__Instruction__. Write out the entries below once more, exactly, with the pictures left out.

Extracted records
--- Start ---

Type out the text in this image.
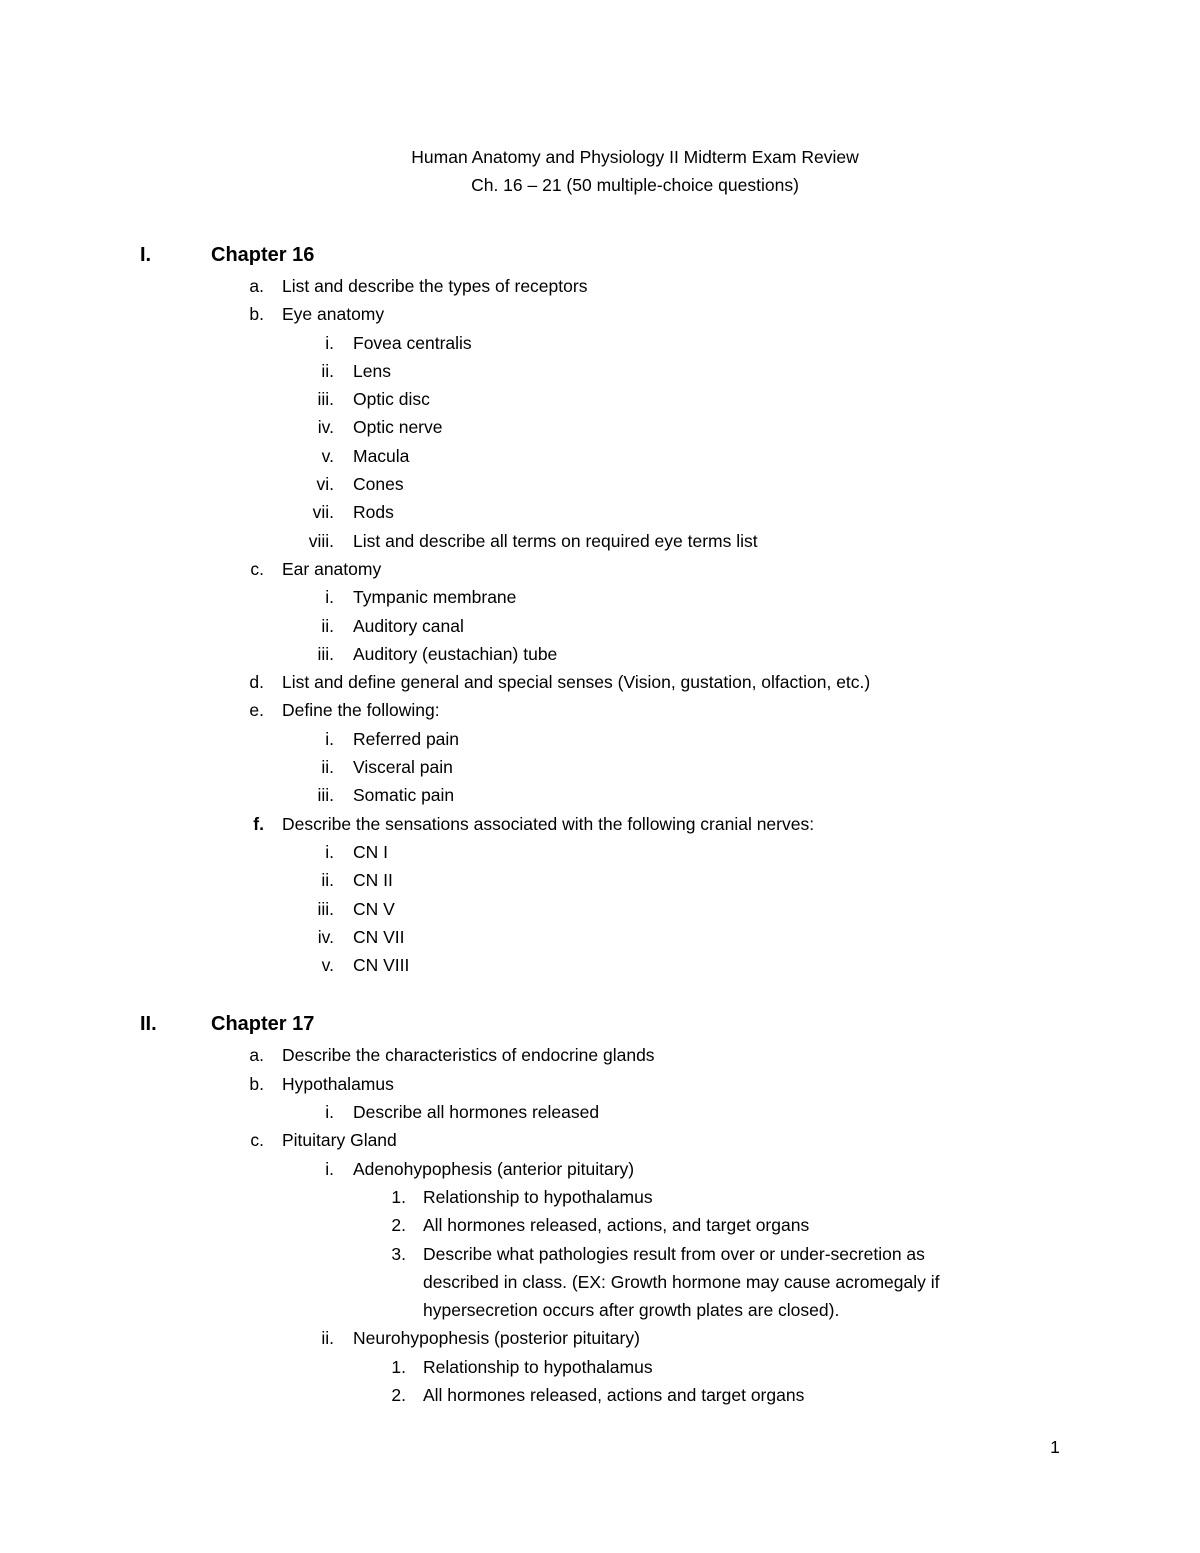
Human Anatomy and Physiology II Midterm Exam Review
Ch. 16 – 21 (50 multiple-choice questions)
I.	Chapter 16
a. List and describe the types of receptors
b. Eye anatomy
i. Fovea centralis
ii. Lens
iii. Optic disc
iv. Optic nerve
v. Macula
vi. Cones
vii. Rods
viii. List and describe all terms on required eye terms list
c. Ear anatomy
i. Tympanic membrane
ii. Auditory canal
iii. Auditory (eustachian) tube
d. List and define general and special senses (Vision, gustation, olfaction, etc.)
e. Define the following:
i. Referred pain
ii. Visceral pain
iii. Somatic pain
f. Describe the sensations associated with the following cranial nerves:
i. CN I
ii. CN II
iii. CN V
iv. CN VII
v. CN VIII
II.	Chapter 17
a. Describe the characteristics of endocrine glands
b. Hypothalamus
i. Describe all hormones released
c. Pituitary Gland
i. Adenohypophesis (anterior pituitary)
1. Relationship to hypothalamus
2. All hormones released, actions, and target organs
3. Describe what pathologies result from over or under-secretion as
described in class. (EX: Growth hormone may cause acromegaly if
hypersecretion occurs after growth plates are closed).
ii. Neurohypophesis (posterior pituitary)
1. Relationship to hypothalamus
2. All hormones released, actions and target organs
1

--- End ---

__Response to this task__.
Type out the text in this image.
Human Anatomy and Physiology II Midterm Exam Review
Ch. 16 – 21 (50 multiple-choice questions)
I.	Chapter 16
a. List and describe the types of receptors
b. Eye anatomy
i. Fovea centralis
ii. Lens
iii. Optic disc
iv. Optic nerve
v. Macula
vi. Cones
vii. Rods
viii. List and describe all terms on required eye terms list
c. Ear anatomy
i. Tympanic membrane
ii. Auditory canal
iii. Auditory (eustachian) tube
d. List and define general and special senses (Vision, gustation, olfaction, etc.)
e. Define the following:
i. Referred pain
ii. Visceral pain
iii. Somatic pain
f. Describe the sensations associated with the following cranial nerves:
i. CN I
ii. CN II
iii. CN V
iv. CN VII
v. CN VIII
II.	Chapter 17
a. Describe the characteristics of endocrine glands
b. Hypothalamus
i. Describe all hormones released
c. Pituitary Gland
i. Adenohypophesis (anterior pituitary)
1. Relationship to hypothalamus
2. All hormones released, actions, and target organs
3. Describe what pathologies result from over or under-secretion as
described in class. (EX: Growth hormone may cause acromegaly if
hypersecretion occurs after growth plates are closed).
ii. Neurohypophesis (posterior pituitary)
1. Relationship to hypothalamus
2. All hormones released, actions and target organs
1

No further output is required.